= WHAT TO DO =
Locate every line below that contains the word "encore" and copy it.

= INFORMATION GIVEN =
◇ ◇ ◇

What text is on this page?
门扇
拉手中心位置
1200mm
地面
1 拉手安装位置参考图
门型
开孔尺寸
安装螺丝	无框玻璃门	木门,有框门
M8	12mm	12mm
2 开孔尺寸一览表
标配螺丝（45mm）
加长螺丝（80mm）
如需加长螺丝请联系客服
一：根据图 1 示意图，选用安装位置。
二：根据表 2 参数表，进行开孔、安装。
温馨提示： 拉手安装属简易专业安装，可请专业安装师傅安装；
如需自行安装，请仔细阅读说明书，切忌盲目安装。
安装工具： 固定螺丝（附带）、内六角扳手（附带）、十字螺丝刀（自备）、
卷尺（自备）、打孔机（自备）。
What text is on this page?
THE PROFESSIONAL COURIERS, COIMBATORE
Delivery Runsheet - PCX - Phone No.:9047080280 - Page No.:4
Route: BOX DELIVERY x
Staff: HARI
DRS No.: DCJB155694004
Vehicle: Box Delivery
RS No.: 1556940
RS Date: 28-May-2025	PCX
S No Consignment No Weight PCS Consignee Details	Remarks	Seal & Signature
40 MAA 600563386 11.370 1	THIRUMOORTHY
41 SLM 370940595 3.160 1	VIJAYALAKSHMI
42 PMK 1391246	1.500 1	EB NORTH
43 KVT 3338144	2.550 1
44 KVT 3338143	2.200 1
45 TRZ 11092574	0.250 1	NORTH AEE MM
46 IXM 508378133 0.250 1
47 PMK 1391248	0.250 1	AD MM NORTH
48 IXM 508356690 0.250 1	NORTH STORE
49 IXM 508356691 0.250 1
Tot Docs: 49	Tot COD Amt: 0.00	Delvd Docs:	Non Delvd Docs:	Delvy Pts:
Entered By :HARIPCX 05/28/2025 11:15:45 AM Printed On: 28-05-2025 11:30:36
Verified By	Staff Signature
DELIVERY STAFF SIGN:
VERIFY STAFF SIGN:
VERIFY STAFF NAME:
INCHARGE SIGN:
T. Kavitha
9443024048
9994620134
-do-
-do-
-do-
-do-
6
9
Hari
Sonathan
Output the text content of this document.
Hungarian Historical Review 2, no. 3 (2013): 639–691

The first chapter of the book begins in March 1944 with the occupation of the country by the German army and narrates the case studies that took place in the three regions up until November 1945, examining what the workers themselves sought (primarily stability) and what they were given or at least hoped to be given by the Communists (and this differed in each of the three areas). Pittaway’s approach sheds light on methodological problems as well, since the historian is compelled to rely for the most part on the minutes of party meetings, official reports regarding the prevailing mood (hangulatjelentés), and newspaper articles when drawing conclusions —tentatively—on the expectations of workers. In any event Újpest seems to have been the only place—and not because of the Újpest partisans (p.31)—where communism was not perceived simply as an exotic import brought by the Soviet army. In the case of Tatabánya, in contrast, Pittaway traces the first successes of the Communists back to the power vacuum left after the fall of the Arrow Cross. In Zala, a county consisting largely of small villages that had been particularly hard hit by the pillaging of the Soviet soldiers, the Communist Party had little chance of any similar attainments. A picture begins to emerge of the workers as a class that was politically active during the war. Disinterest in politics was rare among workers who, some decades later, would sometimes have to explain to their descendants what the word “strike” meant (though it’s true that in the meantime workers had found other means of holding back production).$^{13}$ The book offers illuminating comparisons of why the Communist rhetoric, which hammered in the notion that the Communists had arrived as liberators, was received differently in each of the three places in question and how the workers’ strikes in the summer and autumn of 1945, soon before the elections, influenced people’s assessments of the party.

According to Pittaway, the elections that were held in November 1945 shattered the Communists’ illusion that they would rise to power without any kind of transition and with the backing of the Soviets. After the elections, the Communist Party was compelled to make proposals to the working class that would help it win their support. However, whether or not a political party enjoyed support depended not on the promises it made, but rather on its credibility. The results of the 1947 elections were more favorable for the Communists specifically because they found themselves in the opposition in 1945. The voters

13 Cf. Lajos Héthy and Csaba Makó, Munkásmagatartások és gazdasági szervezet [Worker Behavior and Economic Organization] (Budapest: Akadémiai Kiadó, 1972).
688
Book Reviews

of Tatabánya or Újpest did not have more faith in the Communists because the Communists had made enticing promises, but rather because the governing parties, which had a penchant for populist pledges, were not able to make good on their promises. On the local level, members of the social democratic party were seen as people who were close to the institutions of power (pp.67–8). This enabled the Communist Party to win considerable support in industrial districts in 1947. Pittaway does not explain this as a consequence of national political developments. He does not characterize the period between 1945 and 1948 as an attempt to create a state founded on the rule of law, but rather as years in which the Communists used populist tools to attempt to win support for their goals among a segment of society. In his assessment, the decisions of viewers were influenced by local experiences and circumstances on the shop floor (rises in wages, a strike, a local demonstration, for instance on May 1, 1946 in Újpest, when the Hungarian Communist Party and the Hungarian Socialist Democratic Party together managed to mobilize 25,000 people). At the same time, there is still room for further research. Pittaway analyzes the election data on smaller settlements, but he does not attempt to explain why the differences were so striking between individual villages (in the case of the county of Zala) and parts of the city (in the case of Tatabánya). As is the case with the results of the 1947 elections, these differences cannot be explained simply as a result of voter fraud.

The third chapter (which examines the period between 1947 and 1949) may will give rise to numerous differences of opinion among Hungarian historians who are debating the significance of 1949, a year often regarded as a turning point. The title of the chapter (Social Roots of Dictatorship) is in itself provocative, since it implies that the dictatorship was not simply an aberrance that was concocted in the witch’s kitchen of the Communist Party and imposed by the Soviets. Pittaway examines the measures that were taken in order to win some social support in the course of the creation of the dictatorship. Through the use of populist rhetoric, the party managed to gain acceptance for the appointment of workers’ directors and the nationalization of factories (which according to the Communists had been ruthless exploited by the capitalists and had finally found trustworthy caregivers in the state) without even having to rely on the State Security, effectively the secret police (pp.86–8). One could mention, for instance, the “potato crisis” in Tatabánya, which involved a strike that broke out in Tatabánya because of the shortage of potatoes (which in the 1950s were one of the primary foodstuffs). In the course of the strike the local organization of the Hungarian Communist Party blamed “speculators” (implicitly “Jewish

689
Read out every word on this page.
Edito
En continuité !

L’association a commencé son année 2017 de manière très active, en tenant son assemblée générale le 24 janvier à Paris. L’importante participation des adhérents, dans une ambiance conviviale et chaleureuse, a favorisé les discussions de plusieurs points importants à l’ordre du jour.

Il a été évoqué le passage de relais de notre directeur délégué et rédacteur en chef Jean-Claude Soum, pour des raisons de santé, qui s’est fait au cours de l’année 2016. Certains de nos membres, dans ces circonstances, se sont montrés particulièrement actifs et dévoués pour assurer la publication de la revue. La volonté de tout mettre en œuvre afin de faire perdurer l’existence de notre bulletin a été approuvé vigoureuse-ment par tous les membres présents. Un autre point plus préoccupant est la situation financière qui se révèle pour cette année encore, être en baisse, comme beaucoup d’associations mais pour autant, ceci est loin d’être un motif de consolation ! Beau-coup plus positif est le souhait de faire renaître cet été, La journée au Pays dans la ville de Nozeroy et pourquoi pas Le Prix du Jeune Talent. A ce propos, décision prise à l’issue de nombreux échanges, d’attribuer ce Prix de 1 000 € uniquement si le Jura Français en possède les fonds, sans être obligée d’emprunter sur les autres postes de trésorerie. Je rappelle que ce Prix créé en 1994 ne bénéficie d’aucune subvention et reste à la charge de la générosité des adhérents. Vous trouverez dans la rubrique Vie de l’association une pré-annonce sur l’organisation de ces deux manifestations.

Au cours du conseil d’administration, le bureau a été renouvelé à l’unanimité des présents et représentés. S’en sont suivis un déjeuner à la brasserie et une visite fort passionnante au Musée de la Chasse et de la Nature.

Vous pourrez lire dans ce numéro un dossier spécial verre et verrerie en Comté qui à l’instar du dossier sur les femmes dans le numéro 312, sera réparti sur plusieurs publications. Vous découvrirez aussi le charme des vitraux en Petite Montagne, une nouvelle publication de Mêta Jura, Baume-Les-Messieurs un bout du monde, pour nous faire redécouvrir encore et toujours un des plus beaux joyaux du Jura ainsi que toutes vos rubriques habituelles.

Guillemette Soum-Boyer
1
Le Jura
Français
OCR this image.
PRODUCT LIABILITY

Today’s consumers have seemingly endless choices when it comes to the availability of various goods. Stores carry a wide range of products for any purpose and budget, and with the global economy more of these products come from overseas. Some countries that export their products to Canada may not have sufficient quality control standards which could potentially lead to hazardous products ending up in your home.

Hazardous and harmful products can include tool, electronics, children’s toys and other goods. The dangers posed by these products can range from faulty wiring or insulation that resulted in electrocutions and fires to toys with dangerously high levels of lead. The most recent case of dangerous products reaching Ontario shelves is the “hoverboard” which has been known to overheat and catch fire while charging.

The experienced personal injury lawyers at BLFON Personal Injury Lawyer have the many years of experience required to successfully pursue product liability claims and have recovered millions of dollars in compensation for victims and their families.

◇ ◇ ◇

= REPLY TO THE TASK =
Il a été évoqué le passage de relais de notre directeur délégué et rédacteur en chef Jean-Claude Soum, pour des raisons de santé, qui s’est fait au cours de l’année 2016. Certains de nos membres, dans ces circonstances, se sont montrés particulièrement actifs et dévoués pour assurer la publication de la revue. La volonté de tout mettre en œuvre afin de faire perdurer l’existence de notre bulletin a été approuvé vigoureuse-ment par tous les membres présents. Un autre point plus préoccupant est la situation financière qui se révèle pour cette année encore, être en baisse, comme beaucoup d’associations mais pour autant, ceci est loin d’être un motif de consolation ! Beau-coup plus positif est le souhait de faire renaître cet été, La journée au Pays dans la ville de Nozeroy et pourquoi pas Le Prix du Jeune Talent. A ce propos, décision prise à l’issue de nombreux échanges, d’attribuer ce Prix de 1 000 € uniquement si le Jura Français en possède les fonds, sans être obligée d’emprunter sur les autres postes de trésorerie. Je rappelle que ce Prix créé en 1994 ne bénéficie d’aucune subvention et reste à la charge de la générosité des adhérents. Vous trouverez dans la rubrique Vie de l’association une pré-annonce sur l’organisation de ces deux manifestations.
Vous pourrez lire dans ce numéro un dossier spécial verre et verrerie en Comté qui à l’instar du dossier sur les femmes dans le numéro 312, sera réparti sur plusieurs publications. Vous découvrirez aussi le charme des vitraux en Petite Montagne, une nouvelle publication de Mêta Jura, Baume-Les-Messieurs un bout du monde, pour nous faire redécouvrir encore et toujours un des plus beaux joyaux du Jura ainsi que toutes vos rubriques habituelles.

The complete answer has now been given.